Entries drawn from a collection:
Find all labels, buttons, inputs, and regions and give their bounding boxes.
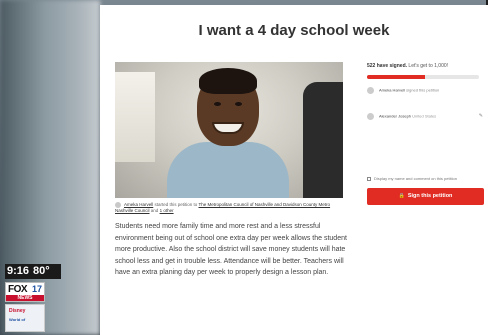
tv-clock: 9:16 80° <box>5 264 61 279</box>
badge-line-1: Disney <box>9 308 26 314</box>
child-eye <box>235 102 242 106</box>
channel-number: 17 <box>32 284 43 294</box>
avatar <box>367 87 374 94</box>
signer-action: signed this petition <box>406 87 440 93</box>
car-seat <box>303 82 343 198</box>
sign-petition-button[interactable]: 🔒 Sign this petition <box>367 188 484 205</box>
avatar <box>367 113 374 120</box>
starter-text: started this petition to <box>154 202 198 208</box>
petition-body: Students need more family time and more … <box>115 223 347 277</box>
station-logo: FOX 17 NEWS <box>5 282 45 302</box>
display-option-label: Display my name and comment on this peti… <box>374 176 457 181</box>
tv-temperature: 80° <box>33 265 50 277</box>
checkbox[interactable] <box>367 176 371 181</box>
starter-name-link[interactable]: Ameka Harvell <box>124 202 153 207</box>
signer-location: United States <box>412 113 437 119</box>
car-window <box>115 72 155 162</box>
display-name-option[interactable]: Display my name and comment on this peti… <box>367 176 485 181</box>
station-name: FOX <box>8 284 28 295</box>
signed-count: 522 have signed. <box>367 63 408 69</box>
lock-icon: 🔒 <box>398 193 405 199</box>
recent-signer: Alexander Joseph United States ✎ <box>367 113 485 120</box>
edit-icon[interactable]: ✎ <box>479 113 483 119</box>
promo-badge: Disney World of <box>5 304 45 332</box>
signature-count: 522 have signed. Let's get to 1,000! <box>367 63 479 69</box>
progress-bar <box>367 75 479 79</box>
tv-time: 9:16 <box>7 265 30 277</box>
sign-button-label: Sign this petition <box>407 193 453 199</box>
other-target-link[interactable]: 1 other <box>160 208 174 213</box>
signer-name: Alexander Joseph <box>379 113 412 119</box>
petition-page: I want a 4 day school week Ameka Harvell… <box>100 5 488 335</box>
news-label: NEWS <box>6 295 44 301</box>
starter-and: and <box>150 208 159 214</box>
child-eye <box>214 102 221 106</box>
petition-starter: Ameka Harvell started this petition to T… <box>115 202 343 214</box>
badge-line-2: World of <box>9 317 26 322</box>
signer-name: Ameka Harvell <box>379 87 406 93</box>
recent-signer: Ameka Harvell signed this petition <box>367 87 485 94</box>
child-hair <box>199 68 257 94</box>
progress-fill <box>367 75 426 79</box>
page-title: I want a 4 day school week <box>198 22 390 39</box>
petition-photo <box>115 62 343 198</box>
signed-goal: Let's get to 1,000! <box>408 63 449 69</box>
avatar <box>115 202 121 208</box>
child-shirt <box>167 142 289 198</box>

WRITTEN INSTRUCTION. Write out every line of the records above word for word, leaving out the pictures.

FINAL RESULT.
Find all labels, buttons, inputs, and regions and give their bounding boxes.
tv-clock: 9:16 80° <box>5 264 61 279</box>
badge-line-1: Disney <box>9 308 26 314</box>
child-eye <box>235 102 242 106</box>
channel-number: 17 <box>32 284 43 294</box>
avatar <box>367 87 374 94</box>
signer-action: signed this petition <box>406 87 440 93</box>
car-seat <box>303 82 343 198</box>
sign-petition-button[interactable]: 🔒 Sign this petition <box>367 188 484 205</box>
avatar <box>367 113 374 120</box>
starter-text: started this petition to <box>154 202 198 208</box>
petition-body: Students need more family time and more … <box>115 223 347 277</box>
station-logo: FOX 17 NEWS <box>5 282 45 302</box>
display-option-label: Display my name and comment on this peti… <box>374 176 457 181</box>
tv-temperature: 80° <box>33 265 50 277</box>
checkbox[interactable] <box>367 176 371 181</box>
starter-name-link[interactable]: Ameka Harvell <box>124 202 153 207</box>
signer-location: United States <box>412 113 437 119</box>
car-window <box>115 72 155 162</box>
display-name-option[interactable]: Display my name and comment on this peti… <box>367 176 485 181</box>
station-name: FOX <box>8 284 28 295</box>
signed-count: 522 have signed. <box>367 63 408 69</box>
lock-icon: 🔒 <box>398 193 405 199</box>
recent-signer: Alexander Joseph United States ✎ <box>367 113 485 120</box>
edit-icon[interactable]: ✎ <box>479 113 483 119</box>
promo-badge: Disney World of <box>5 304 45 332</box>
signature-count: 522 have signed. Let's get to 1,000! <box>367 63 479 69</box>
progress-bar <box>367 75 479 79</box>
tv-time: 9:16 <box>7 265 30 277</box>
sign-button-label: Sign this petition <box>407 193 453 199</box>
other-target-link[interactable]: 1 other <box>160 208 174 213</box>
signer-name: Alexander Joseph <box>379 113 412 119</box>
petition-page: I want a 4 day school week Ameka Harvell… <box>100 5 488 335</box>
news-label: NEWS <box>6 295 44 301</box>
starter-and: and <box>150 208 159 214</box>
child-eye <box>214 102 221 106</box>
petition-starter: Ameka Harvell started this petition to T… <box>115 202 343 214</box>
badge-line-2: World of <box>9 317 26 322</box>
signer-name: Ameka Harvell <box>379 87 406 93</box>
recent-signer: Ameka Harvell signed this petition <box>367 87 485 94</box>
child-hair <box>199 68 257 94</box>
progress-fill <box>367 75 426 79</box>
page-title: I want a 4 day school week <box>198 22 390 39</box>
petition-photo <box>115 62 343 198</box>
signed-goal: Let's get to 1,000! <box>408 63 449 69</box>
avatar <box>115 202 121 208</box>
child-shirt <box>167 142 289 198</box>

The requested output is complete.